- **Objective**: Below are some records: retype them all exactly, but not the pictures.

(Records about charts and figures)

--------------------------------------------------

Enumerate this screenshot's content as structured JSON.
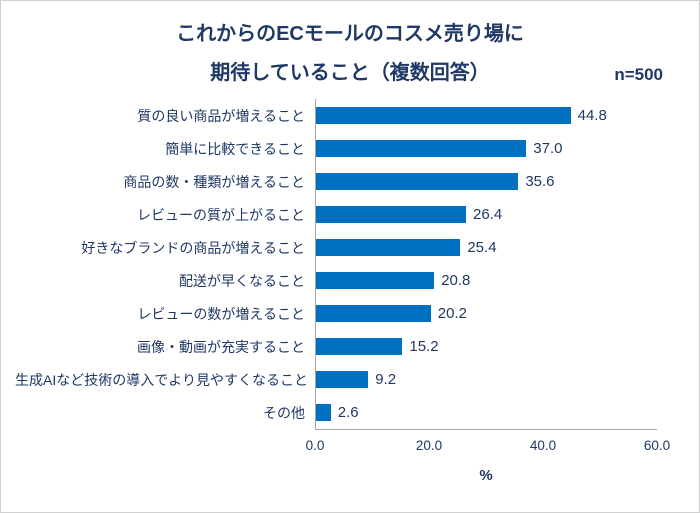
{
  "title": {
    "line1": "これからのECモールのコスメ売り場に",
    "line2": "期待していること（複数回答）",
    "sample_size": "n=500"
  },
  "chart_data": {
    "type": "bar",
    "orientation": "horizontal",
    "title": "これからのECモールのコスメ売り場に期待していること（複数回答）",
    "sample_size": "n=500",
    "categories": [
      "質の良い商品が増えること",
      "簡単に比較できること",
      "商品の数・種類が増えること",
      "レビューの質が上がること",
      "好きなブランドの商品が増えること",
      "配送が早くなること",
      "レビューの数が増えること",
      "画像・動画が充実すること",
      "生成AIなど技術の導入でより見やすくなること",
      "その他"
    ],
    "values": [
      44.8,
      37.0,
      35.6,
      26.4,
      25.4,
      20.8,
      20.2,
      15.2,
      9.2,
      2.6
    ],
    "xlim": [
      0,
      60
    ],
    "x_ticks": [
      "0.0",
      "20.0",
      "40.0",
      "60.0"
    ],
    "xlabel": "%",
    "grid": false,
    "legend": false,
    "bar_color": "#0070C0",
    "text_color": "#1F3864",
    "axis_color": "#a6a6a6"
  }
}
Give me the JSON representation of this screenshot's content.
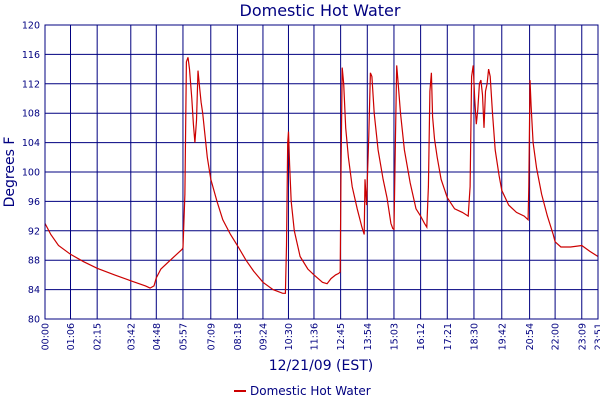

--------------------------------------------------

- **Finished exercise**:
Enumerate this screenshot's content as structured JSON.
{
  "title": {
    "line1": "これからのECモールのコスメ売り場に",
    "line2": "期待していること（複数回答）",
    "sample_size": "n=500"
  },
  "chart_data": {
    "type": "bar",
    "orientation": "horizontal",
    "title": "これからのECモールのコスメ売り場に期待していること（複数回答）",
    "sample_size": "n=500",
    "categories": [
      "質の良い商品が増えること",
      "簡単に比較できること",
      "商品の数・種類が増えること",
      "レビューの質が上がること",
      "好きなブランドの商品が増えること",
      "配送が早くなること",
      "レビューの数が増えること",
      "画像・動画が充実すること",
      "生成AIなど技術の導入でより見やすくなること",
      "その他"
    ],
    "values": [
      44.8,
      37.0,
      35.6,
      26.4,
      25.4,
      20.8,
      20.2,
      15.2,
      9.2,
      2.6
    ],
    "xlim": [
      0,
      60
    ],
    "x_ticks": [
      "0.0",
      "20.0",
      "40.0",
      "60.0"
    ],
    "xlabel": "%",
    "grid": false,
    "legend": false,
    "bar_color": "#0070C0",
    "text_color": "#1F3864",
    "axis_color": "#a6a6a6"
  }
}
Give me the JSON representation of this screenshot's content.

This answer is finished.